**To be done:** Return the lines below that carry the word "Bert".

◆ ◆ ◆ ◆

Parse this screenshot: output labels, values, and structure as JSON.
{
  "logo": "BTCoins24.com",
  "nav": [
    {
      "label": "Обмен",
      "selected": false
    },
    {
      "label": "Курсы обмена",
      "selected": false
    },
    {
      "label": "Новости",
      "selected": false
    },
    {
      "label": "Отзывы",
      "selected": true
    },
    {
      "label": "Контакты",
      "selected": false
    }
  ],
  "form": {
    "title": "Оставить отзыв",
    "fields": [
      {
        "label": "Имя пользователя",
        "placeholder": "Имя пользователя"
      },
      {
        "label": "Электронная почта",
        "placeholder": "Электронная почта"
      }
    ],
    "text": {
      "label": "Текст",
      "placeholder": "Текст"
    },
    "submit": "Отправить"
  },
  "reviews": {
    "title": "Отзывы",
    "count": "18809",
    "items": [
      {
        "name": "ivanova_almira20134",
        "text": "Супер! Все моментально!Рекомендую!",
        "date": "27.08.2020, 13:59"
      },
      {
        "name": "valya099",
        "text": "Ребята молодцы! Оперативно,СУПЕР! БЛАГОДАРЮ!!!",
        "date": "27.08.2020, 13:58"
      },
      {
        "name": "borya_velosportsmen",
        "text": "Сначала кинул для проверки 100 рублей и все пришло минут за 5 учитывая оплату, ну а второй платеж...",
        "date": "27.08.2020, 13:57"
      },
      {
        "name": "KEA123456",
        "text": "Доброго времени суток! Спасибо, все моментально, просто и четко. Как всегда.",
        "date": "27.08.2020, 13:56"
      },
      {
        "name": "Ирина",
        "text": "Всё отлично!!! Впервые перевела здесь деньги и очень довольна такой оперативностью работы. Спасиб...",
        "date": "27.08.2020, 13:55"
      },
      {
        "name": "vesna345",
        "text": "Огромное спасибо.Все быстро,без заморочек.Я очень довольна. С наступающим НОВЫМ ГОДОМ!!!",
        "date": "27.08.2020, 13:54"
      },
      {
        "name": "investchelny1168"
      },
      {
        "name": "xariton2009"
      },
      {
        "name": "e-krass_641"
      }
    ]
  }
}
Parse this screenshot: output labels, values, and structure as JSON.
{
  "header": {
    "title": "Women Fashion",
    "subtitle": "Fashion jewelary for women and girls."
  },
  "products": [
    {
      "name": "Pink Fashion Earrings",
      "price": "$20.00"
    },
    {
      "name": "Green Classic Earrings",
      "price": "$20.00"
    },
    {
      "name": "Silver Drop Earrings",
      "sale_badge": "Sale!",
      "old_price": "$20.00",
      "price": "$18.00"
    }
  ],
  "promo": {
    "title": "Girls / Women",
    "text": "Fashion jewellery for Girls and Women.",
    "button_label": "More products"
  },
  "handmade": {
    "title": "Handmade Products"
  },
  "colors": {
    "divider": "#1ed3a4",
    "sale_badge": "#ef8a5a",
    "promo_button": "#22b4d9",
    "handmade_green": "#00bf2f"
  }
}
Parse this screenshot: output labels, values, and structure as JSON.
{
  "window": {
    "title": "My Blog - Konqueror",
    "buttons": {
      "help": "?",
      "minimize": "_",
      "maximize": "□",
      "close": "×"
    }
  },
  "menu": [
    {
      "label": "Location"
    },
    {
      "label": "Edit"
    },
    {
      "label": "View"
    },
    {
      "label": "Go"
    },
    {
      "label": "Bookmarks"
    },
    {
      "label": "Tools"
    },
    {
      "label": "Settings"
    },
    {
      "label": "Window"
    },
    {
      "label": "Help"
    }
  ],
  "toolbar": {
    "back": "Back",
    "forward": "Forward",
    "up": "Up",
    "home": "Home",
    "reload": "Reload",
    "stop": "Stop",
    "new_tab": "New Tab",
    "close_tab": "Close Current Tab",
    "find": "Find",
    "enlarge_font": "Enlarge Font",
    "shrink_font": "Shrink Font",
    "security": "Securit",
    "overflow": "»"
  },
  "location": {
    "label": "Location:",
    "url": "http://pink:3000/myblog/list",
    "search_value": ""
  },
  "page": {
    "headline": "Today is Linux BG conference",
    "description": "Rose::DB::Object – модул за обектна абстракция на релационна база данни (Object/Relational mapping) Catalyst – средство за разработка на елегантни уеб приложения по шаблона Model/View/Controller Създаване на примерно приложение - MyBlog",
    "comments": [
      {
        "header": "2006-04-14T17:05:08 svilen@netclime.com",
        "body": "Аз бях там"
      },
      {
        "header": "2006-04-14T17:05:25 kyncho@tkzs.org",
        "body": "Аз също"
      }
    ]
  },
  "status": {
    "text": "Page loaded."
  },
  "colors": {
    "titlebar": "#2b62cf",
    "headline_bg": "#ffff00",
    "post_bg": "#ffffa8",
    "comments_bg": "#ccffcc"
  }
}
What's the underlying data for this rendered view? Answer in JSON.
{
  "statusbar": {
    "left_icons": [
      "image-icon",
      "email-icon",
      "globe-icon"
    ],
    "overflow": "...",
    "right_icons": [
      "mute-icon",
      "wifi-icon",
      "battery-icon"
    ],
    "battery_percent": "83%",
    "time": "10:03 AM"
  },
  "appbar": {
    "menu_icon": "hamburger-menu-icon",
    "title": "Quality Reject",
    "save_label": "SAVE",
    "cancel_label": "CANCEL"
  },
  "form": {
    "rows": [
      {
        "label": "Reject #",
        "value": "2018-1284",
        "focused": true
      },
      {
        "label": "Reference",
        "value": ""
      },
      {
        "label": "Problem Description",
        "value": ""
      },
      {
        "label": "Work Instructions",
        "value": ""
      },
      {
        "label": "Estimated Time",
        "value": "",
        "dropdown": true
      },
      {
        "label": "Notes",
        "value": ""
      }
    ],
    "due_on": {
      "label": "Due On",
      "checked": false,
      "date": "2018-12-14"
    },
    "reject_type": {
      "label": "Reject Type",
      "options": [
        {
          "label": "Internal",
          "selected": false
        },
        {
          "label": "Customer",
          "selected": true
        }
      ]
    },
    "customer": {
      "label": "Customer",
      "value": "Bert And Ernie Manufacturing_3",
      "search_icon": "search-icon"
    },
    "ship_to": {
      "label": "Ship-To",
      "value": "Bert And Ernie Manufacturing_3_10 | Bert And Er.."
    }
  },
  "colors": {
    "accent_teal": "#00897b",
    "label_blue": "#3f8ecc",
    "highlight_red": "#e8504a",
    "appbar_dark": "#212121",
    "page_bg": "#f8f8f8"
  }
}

◆ ◆ ◆ ◆

**Exercise result:**
      "value": "Bert And Ernie Manufacturing_3",
      "value": "Bert And Ernie Manufacturing_3_10 | Bert And Er.."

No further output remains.